§ Written task
The data must be returned in full and exactly as given.

━━━ Input

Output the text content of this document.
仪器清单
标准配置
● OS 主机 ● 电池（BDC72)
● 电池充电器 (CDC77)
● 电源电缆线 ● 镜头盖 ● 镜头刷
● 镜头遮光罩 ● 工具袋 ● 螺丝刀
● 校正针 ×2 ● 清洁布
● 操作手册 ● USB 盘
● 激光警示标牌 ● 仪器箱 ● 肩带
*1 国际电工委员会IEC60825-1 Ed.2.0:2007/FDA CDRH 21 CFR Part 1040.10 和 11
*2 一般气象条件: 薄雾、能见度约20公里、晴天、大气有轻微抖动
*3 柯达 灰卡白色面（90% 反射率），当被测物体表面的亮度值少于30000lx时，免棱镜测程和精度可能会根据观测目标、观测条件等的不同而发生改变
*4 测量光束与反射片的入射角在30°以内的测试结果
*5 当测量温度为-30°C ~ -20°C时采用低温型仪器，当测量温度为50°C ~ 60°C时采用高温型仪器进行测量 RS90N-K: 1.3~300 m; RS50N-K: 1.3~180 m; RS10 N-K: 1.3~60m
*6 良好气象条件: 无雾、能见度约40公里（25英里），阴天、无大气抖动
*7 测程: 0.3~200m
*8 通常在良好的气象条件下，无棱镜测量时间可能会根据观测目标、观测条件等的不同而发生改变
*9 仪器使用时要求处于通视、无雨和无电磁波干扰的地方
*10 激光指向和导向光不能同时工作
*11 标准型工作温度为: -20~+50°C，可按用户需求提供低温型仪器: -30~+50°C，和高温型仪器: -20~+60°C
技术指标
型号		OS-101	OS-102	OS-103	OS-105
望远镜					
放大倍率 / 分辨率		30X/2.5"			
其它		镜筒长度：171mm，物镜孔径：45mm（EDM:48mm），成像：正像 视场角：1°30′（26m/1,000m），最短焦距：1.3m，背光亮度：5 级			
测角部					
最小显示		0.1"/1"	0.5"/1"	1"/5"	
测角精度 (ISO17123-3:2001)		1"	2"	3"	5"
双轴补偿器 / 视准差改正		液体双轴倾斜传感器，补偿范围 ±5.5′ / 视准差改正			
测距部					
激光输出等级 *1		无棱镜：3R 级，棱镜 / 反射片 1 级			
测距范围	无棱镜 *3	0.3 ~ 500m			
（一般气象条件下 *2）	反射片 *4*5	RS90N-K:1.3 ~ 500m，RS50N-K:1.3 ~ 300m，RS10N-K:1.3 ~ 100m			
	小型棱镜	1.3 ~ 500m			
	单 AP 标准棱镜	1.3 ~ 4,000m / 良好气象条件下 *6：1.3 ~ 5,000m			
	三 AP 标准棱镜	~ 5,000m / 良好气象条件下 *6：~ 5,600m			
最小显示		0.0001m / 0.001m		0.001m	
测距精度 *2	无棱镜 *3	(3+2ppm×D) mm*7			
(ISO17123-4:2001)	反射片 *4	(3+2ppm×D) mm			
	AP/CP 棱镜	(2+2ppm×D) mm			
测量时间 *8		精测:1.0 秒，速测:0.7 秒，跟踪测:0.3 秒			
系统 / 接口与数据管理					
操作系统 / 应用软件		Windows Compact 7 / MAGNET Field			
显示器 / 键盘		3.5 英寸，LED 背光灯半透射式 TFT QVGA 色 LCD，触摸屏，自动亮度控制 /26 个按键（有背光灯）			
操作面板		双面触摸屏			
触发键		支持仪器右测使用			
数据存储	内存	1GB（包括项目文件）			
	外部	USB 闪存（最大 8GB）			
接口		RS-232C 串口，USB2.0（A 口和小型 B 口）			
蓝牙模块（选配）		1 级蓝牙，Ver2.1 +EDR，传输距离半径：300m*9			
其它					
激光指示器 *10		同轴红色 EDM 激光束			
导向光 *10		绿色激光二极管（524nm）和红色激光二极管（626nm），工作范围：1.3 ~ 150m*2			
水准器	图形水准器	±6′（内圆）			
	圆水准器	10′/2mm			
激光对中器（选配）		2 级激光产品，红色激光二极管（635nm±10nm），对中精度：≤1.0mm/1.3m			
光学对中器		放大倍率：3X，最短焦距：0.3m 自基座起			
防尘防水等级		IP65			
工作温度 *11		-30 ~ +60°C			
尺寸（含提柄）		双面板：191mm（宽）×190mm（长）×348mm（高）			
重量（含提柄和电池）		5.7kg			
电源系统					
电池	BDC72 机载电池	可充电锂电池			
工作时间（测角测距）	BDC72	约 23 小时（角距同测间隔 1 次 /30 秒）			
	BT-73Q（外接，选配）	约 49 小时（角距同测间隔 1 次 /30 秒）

━━━━━━

§ Expected answer
Output the text content of this document.
仪器清单
标准配置
● OS 主机 ● 电池（BDC72)
● 电池充电器 (CDC77)
● 电源电缆线 ● 镜头盖 ● 镜头刷
● 镜头遮光罩 ● 工具袋 ● 螺丝刀
● 校正针 ×2 ● 清洁布
● 操作手册 ● USB 盘
● 激光警示标牌 ● 仪器箱 ● 肩带
*1 国际电工委员会IEC60825-1 Ed.2.0:2007/FDA CDRH 21 CFR Part 1040.10 和 11
*2 一般气象条件: 薄雾、能见度约20公里、晴天、大气有轻微抖动
*3 柯达 灰卡白色面（90% 反射率），当被测物体表面的亮度值少于30000lx时，免棱镜测程和精度可能会根据观测目标、观测条件等的不同而发生改变
*4 测量光束与反射片的入射角在30°以内的测试结果
*5 当测量温度为-30°C ~ -20°C时采用低温型仪器，当测量温度为50°C ~ 60°C时采用高温型仪器进行测量 RS90N-K: 1.3~300 m; RS50N-K: 1.3~180 m; RS10 N-K: 1.3~60m
*6 良好气象条件: 无雾、能见度约40公里（25英里），阴天、无大气抖动
*7 测程: 0.3~200m
*8 通常在良好的气象条件下，无棱镜测量时间可能会根据观测目标、观测条件等的不同而发生改变
*9 仪器使用时要求处于通视、无雨和无电磁波干扰的地方
*10 激光指向和导向光不能同时工作
*11 标准型工作温度为: -20~+50°C，可按用户需求提供低温型仪器: -30~+50°C，和高温型仪器: -20~+60°C
技术指标
型号		OS-101	OS-102	OS-103	OS-105
望远镜					
放大倍率 / 分辨率		30X/2.5"			
其它		镜筒长度：171mm，物镜孔径：45mm（EDM:48mm），成像：正像 视场角：1°30′（26m/1,000m），最短焦距：1.3m，背光亮度：5 级			
测角部					
最小显示		0.1"/1"	0.5"/1"	1"/5"	
测角精度 (ISO17123-3:2001)		1"	2"	3"	5"
双轴补偿器 / 视准差改正		液体双轴倾斜传感器，补偿范围 ±5.5′ / 视准差改正			
测距部					
激光输出等级 *1		无棱镜：3R 级，棱镜 / 反射片 1 级			
测距范围	无棱镜 *3	0.3 ~ 500m			
（一般气象条件下 *2）	反射片 *4*5	RS90N-K:1.3 ~ 500m，RS50N-K:1.3 ~ 300m，RS10N-K:1.3 ~ 100m			
	小型棱镜	1.3 ~ 500m			
	单 AP 标准棱镜	1.3 ~ 4,000m / 良好气象条件下 *6：1.3 ~ 5,000m			
	三 AP 标准棱镜	~ 5,000m / 良好气象条件下 *6：~ 5,600m			
最小显示		0.0001m / 0.001m		0.001m	
测距精度 *2	无棱镜 *3	(3+2ppm×D) mm*7			
(ISO17123-4:2001)	反射片 *4	(3+2ppm×D) mm			
	AP/CP 棱镜	(2+2ppm×D) mm			
测量时间 *8		精测:1.0 秒，速测:0.7 秒，跟踪测:0.3 秒			
系统 / 接口与数据管理					
操作系统 / 应用软件		Windows Compact 7 / MAGNET Field			
显示器 / 键盘		3.5 英寸，LED 背光灯半透射式 TFT QVGA 色 LCD，触摸屏，自动亮度控制 /26 个按键（有背光灯）			
操作面板		双面触摸屏			
触发键		支持仪器右测使用			
数据存储	内存	1GB（包括项目文件）			
	外部	USB 闪存（最大 8GB）			
接口		RS-232C 串口，USB2.0（A 口和小型 B 口）			
蓝牙模块（选配）		1 级蓝牙，Ver2.1 +EDR，传输距离半径：300m*9			
其它					
激光指示器 *10		同轴红色 EDM 激光束			
导向光 *10		绿色激光二极管（524nm）和红色激光二极管（626nm），工作范围：1.3 ~ 150m*2			
水准器	图形水准器	±6′（内圆）			
	圆水准器	10′/2mm			
激光对中器（选配）		2 级激光产品，红色激光二极管（635nm±10nm），对中精度：≤1.0mm/1.3m			
光学对中器		放大倍率：3X，最短焦距：0.3m 自基座起			
防尘防水等级		IP65			
工作温度 *11		-30 ~ +60°C			
尺寸（含提柄）		双面板：191mm（宽）×190mm（长）×348mm（高）			
重量（含提柄和电池）		5.7kg			
电源系统					
电池	BDC72 机载电池	可充电锂电池			
工作时间（测角测距）	BDC72	约 23 小时（角距同测间隔 1 次 /30 秒）			
	BT-73Q（外接，选配）	约 49 小时（角距同测间隔 1 次 /30 秒）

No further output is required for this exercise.